→ **EXERCISE DETAILS**:
Look through the lines below and extract any with the word "name".

Begin STORED RECORDS

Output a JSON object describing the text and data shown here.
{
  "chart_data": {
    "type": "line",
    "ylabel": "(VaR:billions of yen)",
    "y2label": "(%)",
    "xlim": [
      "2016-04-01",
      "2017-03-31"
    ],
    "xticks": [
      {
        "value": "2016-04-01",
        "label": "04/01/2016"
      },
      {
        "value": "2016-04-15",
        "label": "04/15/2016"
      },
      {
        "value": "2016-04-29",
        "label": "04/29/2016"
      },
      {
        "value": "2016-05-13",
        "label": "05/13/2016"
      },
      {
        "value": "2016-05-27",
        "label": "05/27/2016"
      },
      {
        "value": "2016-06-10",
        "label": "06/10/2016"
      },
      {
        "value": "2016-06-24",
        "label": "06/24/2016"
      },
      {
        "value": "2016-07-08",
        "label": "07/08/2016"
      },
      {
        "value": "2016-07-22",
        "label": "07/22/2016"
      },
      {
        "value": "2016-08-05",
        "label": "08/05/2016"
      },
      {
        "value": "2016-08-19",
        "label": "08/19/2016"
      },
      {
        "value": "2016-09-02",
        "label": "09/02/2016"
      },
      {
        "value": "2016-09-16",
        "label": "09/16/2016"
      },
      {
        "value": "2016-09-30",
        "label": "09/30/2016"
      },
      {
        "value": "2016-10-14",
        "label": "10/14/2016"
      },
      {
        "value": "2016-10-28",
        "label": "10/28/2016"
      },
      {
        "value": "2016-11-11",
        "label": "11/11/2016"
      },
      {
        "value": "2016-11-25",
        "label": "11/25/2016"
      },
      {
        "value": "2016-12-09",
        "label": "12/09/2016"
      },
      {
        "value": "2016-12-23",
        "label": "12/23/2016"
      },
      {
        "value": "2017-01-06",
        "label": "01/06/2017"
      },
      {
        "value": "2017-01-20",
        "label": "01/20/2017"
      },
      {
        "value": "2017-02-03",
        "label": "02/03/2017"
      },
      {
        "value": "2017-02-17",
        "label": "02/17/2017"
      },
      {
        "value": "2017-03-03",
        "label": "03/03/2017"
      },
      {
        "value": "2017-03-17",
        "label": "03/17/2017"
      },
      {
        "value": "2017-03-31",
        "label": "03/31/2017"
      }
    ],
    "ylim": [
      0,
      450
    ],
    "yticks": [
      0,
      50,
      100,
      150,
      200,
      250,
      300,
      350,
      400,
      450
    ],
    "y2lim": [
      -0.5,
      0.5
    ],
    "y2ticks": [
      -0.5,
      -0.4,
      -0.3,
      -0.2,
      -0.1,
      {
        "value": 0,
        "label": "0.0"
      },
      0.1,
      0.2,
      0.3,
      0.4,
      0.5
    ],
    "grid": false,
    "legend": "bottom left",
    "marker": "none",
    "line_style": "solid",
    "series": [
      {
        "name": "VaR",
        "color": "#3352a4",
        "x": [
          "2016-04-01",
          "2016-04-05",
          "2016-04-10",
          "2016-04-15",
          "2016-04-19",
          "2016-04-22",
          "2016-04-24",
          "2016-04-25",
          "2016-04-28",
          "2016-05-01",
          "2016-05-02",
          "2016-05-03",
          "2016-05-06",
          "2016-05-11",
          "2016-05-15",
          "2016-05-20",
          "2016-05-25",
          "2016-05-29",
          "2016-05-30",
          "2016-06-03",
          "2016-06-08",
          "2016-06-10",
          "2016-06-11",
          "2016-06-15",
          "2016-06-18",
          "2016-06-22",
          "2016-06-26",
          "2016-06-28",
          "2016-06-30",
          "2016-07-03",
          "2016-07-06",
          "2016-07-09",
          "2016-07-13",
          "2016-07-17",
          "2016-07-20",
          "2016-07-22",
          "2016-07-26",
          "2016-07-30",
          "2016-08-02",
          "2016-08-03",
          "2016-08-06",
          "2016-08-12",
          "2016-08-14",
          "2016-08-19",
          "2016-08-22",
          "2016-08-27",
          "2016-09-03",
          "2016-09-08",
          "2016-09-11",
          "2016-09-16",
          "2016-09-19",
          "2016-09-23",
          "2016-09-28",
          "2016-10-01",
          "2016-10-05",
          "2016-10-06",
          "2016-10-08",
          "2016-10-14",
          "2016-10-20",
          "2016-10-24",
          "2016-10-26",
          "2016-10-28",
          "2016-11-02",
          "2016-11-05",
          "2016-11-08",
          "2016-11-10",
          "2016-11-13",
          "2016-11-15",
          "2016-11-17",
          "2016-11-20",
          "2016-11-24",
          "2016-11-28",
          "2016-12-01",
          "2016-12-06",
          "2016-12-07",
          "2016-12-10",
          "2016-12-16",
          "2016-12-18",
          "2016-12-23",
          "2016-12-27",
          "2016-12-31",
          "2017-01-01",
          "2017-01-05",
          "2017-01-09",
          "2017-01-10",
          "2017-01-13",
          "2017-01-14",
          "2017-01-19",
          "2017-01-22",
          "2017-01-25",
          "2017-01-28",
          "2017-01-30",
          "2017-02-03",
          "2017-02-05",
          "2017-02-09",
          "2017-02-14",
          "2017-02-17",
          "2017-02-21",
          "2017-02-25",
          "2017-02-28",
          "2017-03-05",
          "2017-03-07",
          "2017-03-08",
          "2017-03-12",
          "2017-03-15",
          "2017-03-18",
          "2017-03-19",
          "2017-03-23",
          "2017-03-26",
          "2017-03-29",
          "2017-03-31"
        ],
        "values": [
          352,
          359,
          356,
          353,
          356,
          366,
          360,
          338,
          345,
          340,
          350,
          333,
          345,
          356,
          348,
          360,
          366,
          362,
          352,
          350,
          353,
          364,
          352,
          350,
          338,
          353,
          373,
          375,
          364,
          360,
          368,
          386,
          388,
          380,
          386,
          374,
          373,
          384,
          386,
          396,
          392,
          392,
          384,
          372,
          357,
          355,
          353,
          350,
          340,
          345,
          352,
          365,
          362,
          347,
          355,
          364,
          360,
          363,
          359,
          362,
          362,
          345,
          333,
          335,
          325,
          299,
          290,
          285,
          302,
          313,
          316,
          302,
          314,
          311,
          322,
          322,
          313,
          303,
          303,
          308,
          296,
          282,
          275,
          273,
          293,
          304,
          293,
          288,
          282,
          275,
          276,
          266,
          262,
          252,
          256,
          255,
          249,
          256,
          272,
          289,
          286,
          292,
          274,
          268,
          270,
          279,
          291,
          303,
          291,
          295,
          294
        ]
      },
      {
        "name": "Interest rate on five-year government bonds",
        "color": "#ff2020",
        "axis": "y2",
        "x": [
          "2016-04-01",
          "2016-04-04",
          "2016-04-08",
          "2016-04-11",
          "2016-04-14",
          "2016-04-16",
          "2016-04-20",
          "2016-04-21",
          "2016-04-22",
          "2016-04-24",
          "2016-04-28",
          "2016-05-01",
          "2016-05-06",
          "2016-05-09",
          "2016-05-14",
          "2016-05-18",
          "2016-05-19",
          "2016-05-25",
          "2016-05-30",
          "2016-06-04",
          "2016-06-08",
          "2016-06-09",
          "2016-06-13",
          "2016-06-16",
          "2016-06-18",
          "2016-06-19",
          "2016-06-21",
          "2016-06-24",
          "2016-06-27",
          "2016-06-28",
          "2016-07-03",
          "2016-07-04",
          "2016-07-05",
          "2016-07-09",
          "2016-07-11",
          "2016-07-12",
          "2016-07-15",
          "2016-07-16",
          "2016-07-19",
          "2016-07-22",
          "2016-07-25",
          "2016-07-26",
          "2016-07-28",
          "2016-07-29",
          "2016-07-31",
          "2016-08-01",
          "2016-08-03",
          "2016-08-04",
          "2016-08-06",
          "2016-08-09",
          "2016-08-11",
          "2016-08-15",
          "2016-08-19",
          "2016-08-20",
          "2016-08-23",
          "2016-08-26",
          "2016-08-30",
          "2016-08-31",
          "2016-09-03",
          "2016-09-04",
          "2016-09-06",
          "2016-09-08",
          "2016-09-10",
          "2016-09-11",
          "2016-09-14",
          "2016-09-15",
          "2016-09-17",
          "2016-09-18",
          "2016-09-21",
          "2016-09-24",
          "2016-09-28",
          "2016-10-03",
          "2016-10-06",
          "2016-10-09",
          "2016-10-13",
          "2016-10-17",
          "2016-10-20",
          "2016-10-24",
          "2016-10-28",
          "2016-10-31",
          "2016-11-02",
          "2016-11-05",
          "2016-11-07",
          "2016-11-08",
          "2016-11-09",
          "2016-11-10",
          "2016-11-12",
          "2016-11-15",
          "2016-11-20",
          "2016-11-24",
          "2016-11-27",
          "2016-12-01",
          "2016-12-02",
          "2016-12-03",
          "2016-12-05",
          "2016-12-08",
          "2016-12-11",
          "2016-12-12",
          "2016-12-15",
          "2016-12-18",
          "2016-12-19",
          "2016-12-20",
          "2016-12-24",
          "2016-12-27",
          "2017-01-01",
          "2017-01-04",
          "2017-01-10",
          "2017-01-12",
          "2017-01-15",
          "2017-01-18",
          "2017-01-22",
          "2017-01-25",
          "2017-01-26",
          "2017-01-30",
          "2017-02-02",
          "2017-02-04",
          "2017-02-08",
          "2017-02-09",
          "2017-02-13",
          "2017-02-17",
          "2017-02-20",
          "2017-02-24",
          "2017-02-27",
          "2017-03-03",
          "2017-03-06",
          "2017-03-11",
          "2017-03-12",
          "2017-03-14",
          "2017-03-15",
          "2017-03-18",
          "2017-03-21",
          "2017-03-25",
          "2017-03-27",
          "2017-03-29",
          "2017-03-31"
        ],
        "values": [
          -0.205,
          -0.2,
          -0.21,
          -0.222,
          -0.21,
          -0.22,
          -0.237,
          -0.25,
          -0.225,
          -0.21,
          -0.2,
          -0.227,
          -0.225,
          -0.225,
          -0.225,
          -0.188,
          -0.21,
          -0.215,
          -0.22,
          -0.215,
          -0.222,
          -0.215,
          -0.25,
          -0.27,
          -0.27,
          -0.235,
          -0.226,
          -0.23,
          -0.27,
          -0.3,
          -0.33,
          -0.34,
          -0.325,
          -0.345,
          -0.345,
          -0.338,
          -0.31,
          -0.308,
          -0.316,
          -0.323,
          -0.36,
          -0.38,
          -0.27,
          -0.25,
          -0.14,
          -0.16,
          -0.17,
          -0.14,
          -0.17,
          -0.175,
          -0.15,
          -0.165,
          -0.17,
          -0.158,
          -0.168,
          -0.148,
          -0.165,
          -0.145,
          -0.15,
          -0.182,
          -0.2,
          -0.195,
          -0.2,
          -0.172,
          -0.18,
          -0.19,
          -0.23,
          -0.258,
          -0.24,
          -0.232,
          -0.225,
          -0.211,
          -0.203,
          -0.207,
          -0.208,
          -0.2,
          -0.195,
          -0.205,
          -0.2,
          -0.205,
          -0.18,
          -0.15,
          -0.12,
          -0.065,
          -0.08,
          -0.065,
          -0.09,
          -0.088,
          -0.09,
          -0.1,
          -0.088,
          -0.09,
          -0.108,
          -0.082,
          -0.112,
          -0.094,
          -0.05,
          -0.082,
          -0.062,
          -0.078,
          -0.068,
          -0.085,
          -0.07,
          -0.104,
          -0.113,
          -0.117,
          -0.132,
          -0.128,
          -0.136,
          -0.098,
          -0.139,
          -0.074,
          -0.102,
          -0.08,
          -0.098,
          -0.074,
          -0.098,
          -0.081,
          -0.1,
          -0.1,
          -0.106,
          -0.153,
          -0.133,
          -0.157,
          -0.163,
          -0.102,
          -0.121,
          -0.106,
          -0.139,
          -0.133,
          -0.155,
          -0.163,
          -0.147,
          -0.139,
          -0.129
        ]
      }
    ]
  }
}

End STORED RECORDS

→ **COMPLETE RESPONSE**:
        "name": "VaR",
        "name": "Interest rate on five-year government bonds",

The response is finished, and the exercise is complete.